**Data supplied**.
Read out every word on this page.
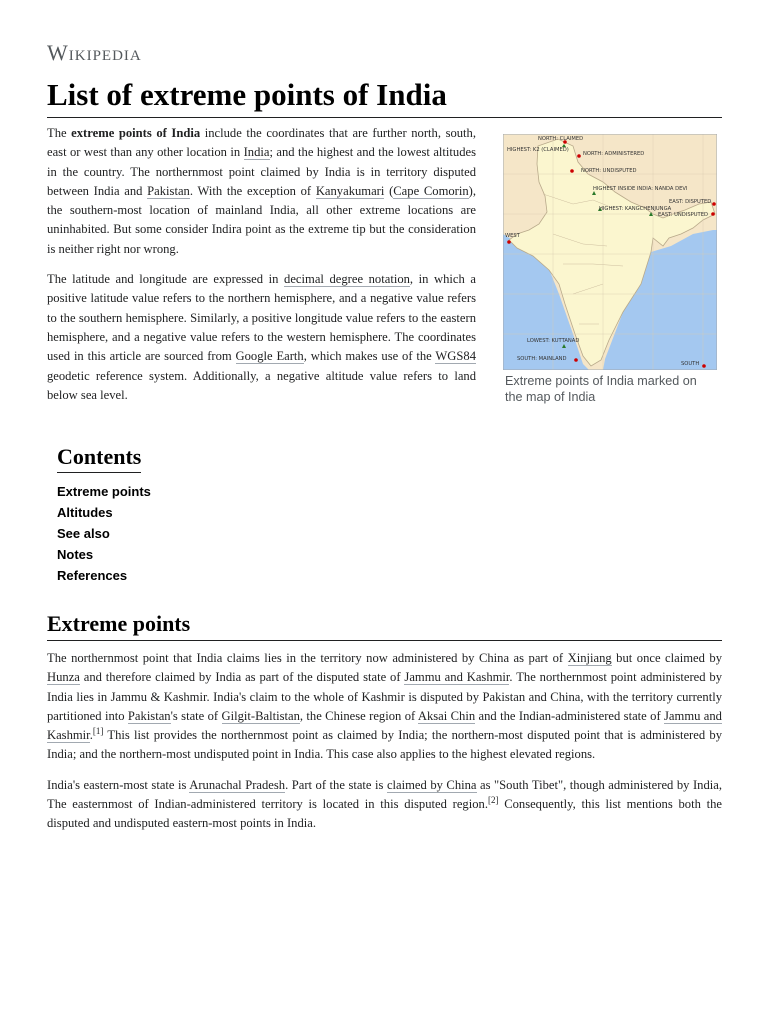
Wikipedia
List of extreme points of India

The extreme points of India include the coordinates that are further north, south, east or west than any other location in India; and the highest and the lowest altitudes in the country. The northernmost point claimed by India is in territory disputed between India and Pakistan. With the exception of Kanyakumari (Cape Comorin), the southern-most location of mainland India, all other extreme locations are uninhabited. But some consider Indira point as the extreme tip but the consideration is neither right nor wrong.

The latitude and longitude are expressed in decimal degree notation, in which a positive latitude value refers to the northern hemisphere, and a negative value refers to the southern hemisphere. Similarly, a positive longitude value refers to the eastern hemisphere, and a negative value refers to the western hemisphere. The coordinates used in this article are sourced from Google Earth, which makes use of the WGS84 geodetic reference system. Additionally, a negative altitude value refers to land below sea level.

NORTH: CLAIMED
HIGHEST: K2 (CLAIMED)
NORTH: ADMINISTERED
NORTH: UNDISPUTED
HIGHEST INSIDE INDIA: NANDA DEVI
HIGHEST: KANGCHENJUNGA
EAST: DISPUTED
EAST: UNDISPUTED
WEST
LOWEST: KUTTANAD
SOUTH: MAINLAND
SOUTH
Extreme points of India marked on the map of India
Contents
Extreme points
Altitudes
See also
Notes
References
Extreme points

The northernmost point that India claims lies in the territory now administered by China as part of Xinjiang but once claimed by Hunza and therefore claimed by India as part of the disputed state of Jammu and Kashmir. The northernmost point administered by India lies in Jammu & Kashmir. India's claim to the whole of Kashmir is disputed by Pakistan and China, with the territory currently partitioned into Pakistan's state of Gilgit-Baltistan, the Chinese region of Aksai Chin and the Indian-administered state of Jammu and Kashmir.[1] This list provides the northernmost point as claimed by India; the northern-most disputed point that is administered by India; and the northern-most undisputed point in India. This case also applies to the highest elevated regions.

India's eastern-most state is Arunachal Pradesh. Part of the state is claimed by China as "South Tibet", though administered by India, The easternmost of Indian-administered territory is located in this disputed region.[2] Consequently, this list mentions both the disputed and undisputed eastern-most points in India.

**What is required**.
Pictures are not part of the copy; output everything else in the records exactly.

**Expected answer**.
Read out every word on this page.
Wikipedia
List of extreme points of India

The extreme points of India include the coordinates that are further north, south, east or west than any other location in India; and the highest and the lowest altitudes in the country. The northernmost point claimed by India is in territory disputed between India and Pakistan. With the exception of Kanyakumari (Cape Comorin), the southern-most location of mainland India, all other extreme locations are uninhabited. But some consider Indira point as the extreme tip but the consideration is neither right nor wrong.

The latitude and longitude are expressed in decimal degree notation, in which a positive latitude value refers to the northern hemisphere, and a negative value refers to the southern hemisphere. Similarly, a positive longitude value refers to the eastern hemisphere, and a negative value refers to the western hemisphere. The coordinates used in this article are sourced from Google Earth, which makes use of the WGS84 geodetic reference system. Additionally, a negative altitude value refers to land below sea level.

NORTH: CLAIMED
HIGHEST: K2 (CLAIMED)
NORTH: ADMINISTERED
NORTH: UNDISPUTED
HIGHEST INSIDE INDIA: NANDA DEVI
HIGHEST: KANGCHENJUNGA
EAST: DISPUTED
EAST: UNDISPUTED
WEST
LOWEST: KUTTANAD
SOUTH: MAINLAND
SOUTH
Extreme points of India marked on the map of India
Contents
Extreme points
Altitudes
See also
Notes
References
Extreme points

The northernmost point that India claims lies in the territory now administered by China as part of Xinjiang but once claimed by Hunza and therefore claimed by India as part of the disputed state of Jammu and Kashmir. The northernmost point administered by India lies in Jammu & Kashmir. India's claim to the whole of Kashmir is disputed by Pakistan and China, with the territory currently partitioned into Pakistan's state of Gilgit-Baltistan, the Chinese region of Aksai Chin and the Indian-administered state of Jammu and Kashmir.[1] This list provides the northernmost point as claimed by India; the northern-most disputed point that is administered by India; and the northern-most undisputed point in India. This case also applies to the highest elevated regions.

India's eastern-most state is Arunachal Pradesh. Part of the state is claimed by China as "South Tibet", though administered by India, The easternmost of Indian-administered territory is located in this disputed region.[2] Consequently, this list mentions both the disputed and undisputed eastern-most points in India.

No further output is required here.